:: Stated exercise A ::
List every social media or video platform named in the forum post.

# Instagram statusmaxxing idea



## 6ft4 (Aug 31, 2022)

Take the best picture you possibly can of yourself and morph it 
Set up a number of new instagram accounts, let's say 5 accounts
With each account, immediately pay for followers, lets say you buy 15k followers for each account 
Give each account a name that would be somewhat amusing to people, possibly a play on words/something catchy (a youtube name I seen recently "GigaCheddar")
The names of all the accounts can be totally unrelated 
In the bio of each of your profiles put ("@Xyz on tiktok (50k+ followers)" so it seems to observers that you have reason for your instagram followers and they aren't just frauded. It would be ideal if you actually had a tiktok following first but you can just put a broken link or a tiktok username that doesn't exist and people will assume you just made a typo in bio and your 50k tiktok account does actually exist)
Post the same picture of yourself to all of your instagram accounts simultaneously
Ideally have alt accounts to leave comments on every pic so that you dont end up with zero comments, would be ideal to get other PSLers to leave comments because making that many accounts will get your IP recognized at some point 
Hope that on at least one of your accounts, your picture does well and ends up in real user's explore feed.

:: Excerpted records ::
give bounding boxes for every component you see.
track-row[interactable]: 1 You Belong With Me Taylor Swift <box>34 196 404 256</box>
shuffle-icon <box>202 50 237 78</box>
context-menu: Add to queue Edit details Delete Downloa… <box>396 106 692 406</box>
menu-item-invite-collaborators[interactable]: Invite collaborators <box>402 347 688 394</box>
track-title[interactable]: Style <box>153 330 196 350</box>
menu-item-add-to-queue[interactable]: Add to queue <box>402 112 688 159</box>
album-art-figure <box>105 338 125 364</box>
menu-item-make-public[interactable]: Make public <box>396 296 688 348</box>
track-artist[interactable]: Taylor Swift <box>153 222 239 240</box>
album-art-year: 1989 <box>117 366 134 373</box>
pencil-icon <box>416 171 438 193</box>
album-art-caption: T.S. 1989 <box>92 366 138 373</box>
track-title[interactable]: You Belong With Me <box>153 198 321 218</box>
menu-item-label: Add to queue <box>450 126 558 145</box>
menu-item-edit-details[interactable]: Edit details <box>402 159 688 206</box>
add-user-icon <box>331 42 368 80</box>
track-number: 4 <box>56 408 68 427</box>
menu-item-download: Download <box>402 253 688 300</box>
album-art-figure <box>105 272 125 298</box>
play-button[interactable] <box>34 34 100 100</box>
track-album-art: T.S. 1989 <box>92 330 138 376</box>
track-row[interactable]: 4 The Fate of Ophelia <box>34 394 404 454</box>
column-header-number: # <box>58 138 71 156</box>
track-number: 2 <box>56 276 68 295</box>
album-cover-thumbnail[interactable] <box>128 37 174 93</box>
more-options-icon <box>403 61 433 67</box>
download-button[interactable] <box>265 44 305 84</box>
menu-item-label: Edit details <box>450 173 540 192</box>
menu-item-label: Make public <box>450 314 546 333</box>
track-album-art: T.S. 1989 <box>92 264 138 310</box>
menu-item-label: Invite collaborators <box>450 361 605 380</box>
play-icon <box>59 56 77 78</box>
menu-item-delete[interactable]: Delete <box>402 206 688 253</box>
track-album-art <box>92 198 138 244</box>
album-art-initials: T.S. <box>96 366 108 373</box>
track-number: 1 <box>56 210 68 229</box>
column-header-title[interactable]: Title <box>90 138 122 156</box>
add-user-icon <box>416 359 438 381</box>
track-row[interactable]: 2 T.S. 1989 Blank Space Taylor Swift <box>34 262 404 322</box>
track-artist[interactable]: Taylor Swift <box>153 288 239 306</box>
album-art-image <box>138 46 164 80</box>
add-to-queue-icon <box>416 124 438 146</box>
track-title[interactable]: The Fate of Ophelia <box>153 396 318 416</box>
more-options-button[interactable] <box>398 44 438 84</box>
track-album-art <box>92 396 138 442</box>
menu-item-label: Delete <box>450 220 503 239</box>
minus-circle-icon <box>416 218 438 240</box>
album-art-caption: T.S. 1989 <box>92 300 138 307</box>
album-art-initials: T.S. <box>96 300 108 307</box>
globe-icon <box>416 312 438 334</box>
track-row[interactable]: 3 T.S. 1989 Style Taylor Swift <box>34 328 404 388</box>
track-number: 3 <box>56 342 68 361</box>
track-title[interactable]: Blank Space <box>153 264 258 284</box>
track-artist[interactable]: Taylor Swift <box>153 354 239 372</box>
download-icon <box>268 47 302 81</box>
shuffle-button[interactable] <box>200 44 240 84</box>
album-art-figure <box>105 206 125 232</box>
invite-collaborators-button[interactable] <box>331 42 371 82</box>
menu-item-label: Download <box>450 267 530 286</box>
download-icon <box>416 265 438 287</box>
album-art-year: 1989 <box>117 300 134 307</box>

:: Stated exercise B ::
Starting at the first line of the entries and ending at the entry line containing "347 688 394</box>", rewrite the entries with "Delete" replaced by "Remove", leaving everything else unchanged.

:: Answer A ::
Instagram, TikTok, YouTube

:: Answer B ::
give bounding boxes for every component you see.
track-row[interactable]: 1 You Belong With Me Taylor Swift <box>34 196 404 256</box>
shuffle-icon <box>202 50 237 78</box>
context-menu: Add to queue Edit details Remove Downloa… <box>396 106 692 406</box>
menu-item-invite-collaborators[interactable]: Invite collaborators <box>402 347 688 394</box>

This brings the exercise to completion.